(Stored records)

_ _ _

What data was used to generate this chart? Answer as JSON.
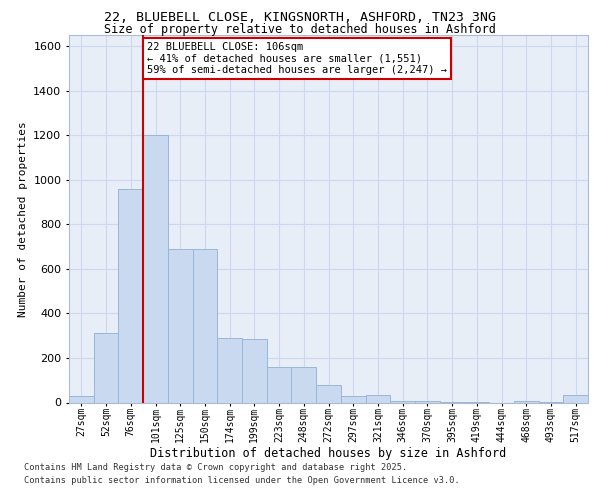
{
  "title_line1": "22, BLUEBELL CLOSE, KINGSNORTH, ASHFORD, TN23 3NG",
  "title_line2": "Size of property relative to detached houses in Ashford",
  "xlabel": "Distribution of detached houses by size in Ashford",
  "ylabel": "Number of detached properties",
  "categories": [
    "27sqm",
    "52sqm",
    "76sqm",
    "101sqm",
    "125sqm",
    "150sqm",
    "174sqm",
    "199sqm",
    "223sqm",
    "248sqm",
    "272sqm",
    "297sqm",
    "321sqm",
    "346sqm",
    "370sqm",
    "395sqm",
    "419sqm",
    "444sqm",
    "468sqm",
    "493sqm",
    "517sqm"
  ],
  "values": [
    30,
    310,
    960,
    1200,
    690,
    690,
    290,
    285,
    160,
    160,
    80,
    28,
    32,
    8,
    8,
    4,
    4,
    0,
    8,
    4,
    32
  ],
  "bar_color": "#c9daf0",
  "bar_edgecolor": "#9ab5d8",
  "redline_index": 3,
  "annotation_text": "22 BLUEBELL CLOSE: 106sqm\n← 41% of detached houses are smaller (1,551)\n59% of semi-detached houses are larger (2,247) →",
  "annotation_box_edgecolor": "#cc0000",
  "annotation_box_facecolor": "#ffffff",
  "ylim": [
    0,
    1650
  ],
  "yticks": [
    0,
    200,
    400,
    600,
    800,
    1000,
    1200,
    1400,
    1600
  ],
  "grid_color": "#cdd8ec",
  "background_color": "#e8eef8",
  "footer_line1": "Contains HM Land Registry data © Crown copyright and database right 2025.",
  "footer_line2": "Contains public sector information licensed under the Open Government Licence v3.0."
}
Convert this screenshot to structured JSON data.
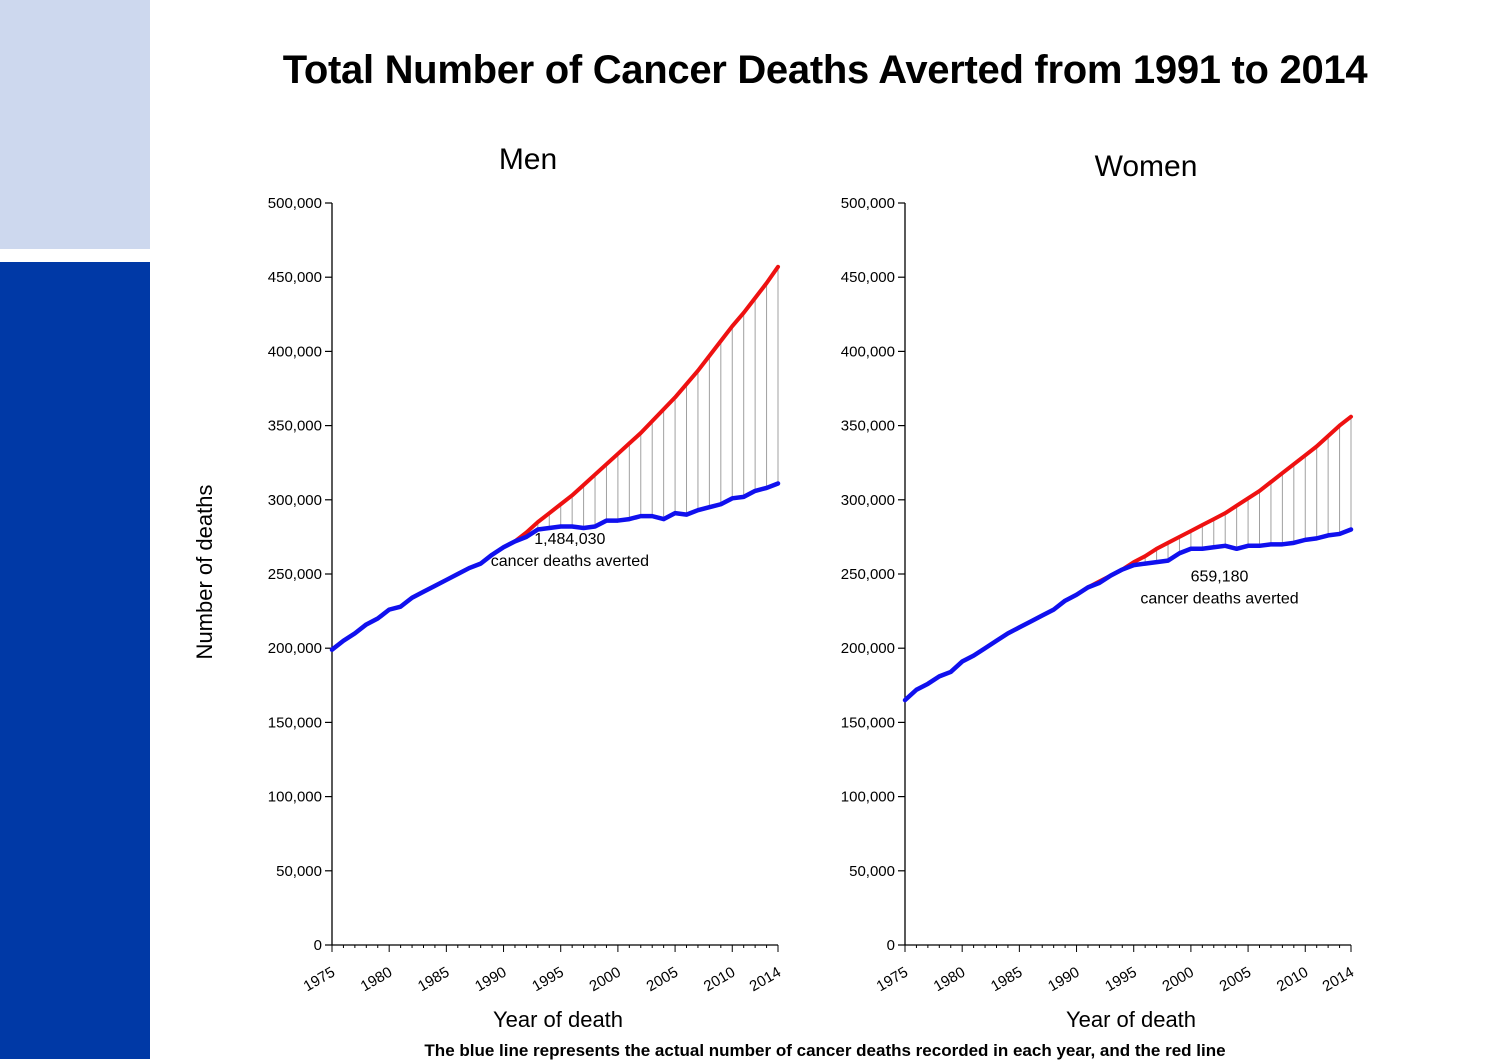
{
  "title": "Total Number of Cancer Deaths Averted from 1991 to 2014",
  "ylabel": "Number of deaths",
  "caption": "The blue line represents the actual number of cancer deaths recorded in each year, and the red line",
  "colors": {
    "actual": "#1010ee",
    "expected": "#ee1111",
    "gap": "#a0a0a0",
    "sidebar_dark": "#0039a6",
    "sidebar_light": "#cdd8ee"
  },
  "chart_data": [
    {
      "type": "line",
      "title": "Men",
      "xlabel": "Year of death",
      "ylabel": "Number of deaths",
      "ylim": [
        0,
        500000
      ],
      "xlim": [
        1975,
        2014
      ],
      "yticks": [
        0,
        50000,
        100000,
        150000,
        200000,
        250000,
        300000,
        350000,
        400000,
        450000,
        500000
      ],
      "ytick_labels": [
        "0",
        "50,000",
        "100,000",
        "150,000",
        "200,000",
        "250,000",
        "300,000",
        "350,000",
        "400,000",
        "450,000",
        "500,000"
      ],
      "xticks": [
        1975,
        1980,
        1985,
        1990,
        1995,
        2000,
        2005,
        2010,
        2014
      ],
      "xtick_labels": [
        "1975",
        "1980",
        "1985",
        "1990",
        "1995",
        "2000",
        "2005",
        "2010",
        "2014"
      ],
      "annotation": {
        "value": "1,484,030",
        "text": "cancer deaths averted",
        "x": 1995.8,
        "y": 260000
      },
      "series": [
        {
          "role": "actual",
          "x": [
            1975,
            1976,
            1977,
            1978,
            1979,
            1980,
            1981,
            1982,
            1983,
            1984,
            1985,
            1986,
            1987,
            1988,
            1989,
            1990,
            1991,
            1992,
            1993,
            1994,
            1995,
            1996,
            1997,
            1998,
            1999,
            2000,
            2001,
            2002,
            2003,
            2004,
            2005,
            2006,
            2007,
            2008,
            2009,
            2010,
            2011,
            2012,
            2013,
            2014
          ],
          "values": [
            199000,
            205000,
            210000,
            216000,
            220000,
            226000,
            228000,
            234000,
            238000,
            242000,
            246000,
            250000,
            254000,
            257000,
            263000,
            268000,
            272000,
            275000,
            280000,
            281000,
            282000,
            282000,
            281000,
            282000,
            286000,
            286000,
            287000,
            289000,
            289000,
            287000,
            291000,
            290000,
            293000,
            295000,
            297000,
            301000,
            302000,
            306000,
            308000,
            311000
          ]
        },
        {
          "role": "expected",
          "x": [
            1991,
            1992,
            1993,
            1994,
            1995,
            1996,
            1997,
            1998,
            1999,
            2000,
            2001,
            2002,
            2003,
            2004,
            2005,
            2006,
            2007,
            2008,
            2009,
            2010,
            2011,
            2012,
            2013,
            2014
          ],
          "values": [
            272000,
            278000,
            285000,
            291000,
            297000,
            303000,
            310000,
            317000,
            324000,
            331000,
            338000,
            345000,
            353000,
            361000,
            369000,
            378000,
            387000,
            397000,
            407000,
            417000,
            426000,
            436000,
            446000,
            457000
          ]
        }
      ]
    },
    {
      "type": "line",
      "title": "Women",
      "xlabel": "Year of death",
      "ylabel": "",
      "ylim": [
        0,
        500000
      ],
      "xlim": [
        1975,
        2014
      ],
      "yticks": [
        0,
        50000,
        100000,
        150000,
        200000,
        250000,
        300000,
        350000,
        400000,
        450000,
        500000
      ],
      "ytick_labels": [
        "0",
        "50,000",
        "100,000",
        "150,000",
        "200,000",
        "250,000",
        "300,000",
        "350,000",
        "400,000",
        "450,000",
        "500,000"
      ],
      "xticks": [
        1975,
        1980,
        1985,
        1990,
        1995,
        2000,
        2005,
        2010,
        2014
      ],
      "xtick_labels": [
        "1975",
        "1980",
        "1985",
        "1990",
        "1995",
        "2000",
        "2005",
        "2010",
        "2014"
      ],
      "annotation": {
        "value": "659,180",
        "text": "cancer deaths averted",
        "x": 2002.5,
        "y": 235000
      },
      "series": [
        {
          "role": "actual",
          "x": [
            1975,
            1976,
            1977,
            1978,
            1979,
            1980,
            1981,
            1982,
            1983,
            1984,
            1985,
            1986,
            1987,
            1988,
            1989,
            1990,
            1991,
            1992,
            1993,
            1994,
            1995,
            1996,
            1997,
            1998,
            1999,
            2000,
            2001,
            2002,
            2003,
            2004,
            2005,
            2006,
            2007,
            2008,
            2009,
            2010,
            2011,
            2012,
            2013,
            2014
          ],
          "values": [
            165000,
            172000,
            176000,
            181000,
            184000,
            191000,
            195000,
            200000,
            205000,
            210000,
            214000,
            218000,
            222000,
            226000,
            232000,
            236000,
            241000,
            244000,
            249000,
            253000,
            256000,
            257000,
            258000,
            259000,
            264000,
            267000,
            267000,
            268000,
            269000,
            267000,
            269000,
            269000,
            270000,
            270000,
            271000,
            273000,
            274000,
            276000,
            277000,
            280000
          ]
        },
        {
          "role": "expected",
          "x": [
            1991,
            1992,
            1993,
            1994,
            1995,
            1996,
            1997,
            1998,
            1999,
            2000,
            2001,
            2002,
            2003,
            2004,
            2005,
            2006,
            2007,
            2008,
            2009,
            2010,
            2011,
            2012,
            2013,
            2014
          ],
          "values": [
            241000,
            245000,
            249000,
            253000,
            258000,
            262000,
            267000,
            271000,
            275000,
            279000,
            283000,
            287000,
            291000,
            296000,
            301000,
            306000,
            312000,
            318000,
            324000,
            330000,
            336000,
            343000,
            350000,
            356000
          ]
        }
      ]
    }
  ]
}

_ _ _

Say how many lines of the data include the word "houses". Respond with the number alone.

3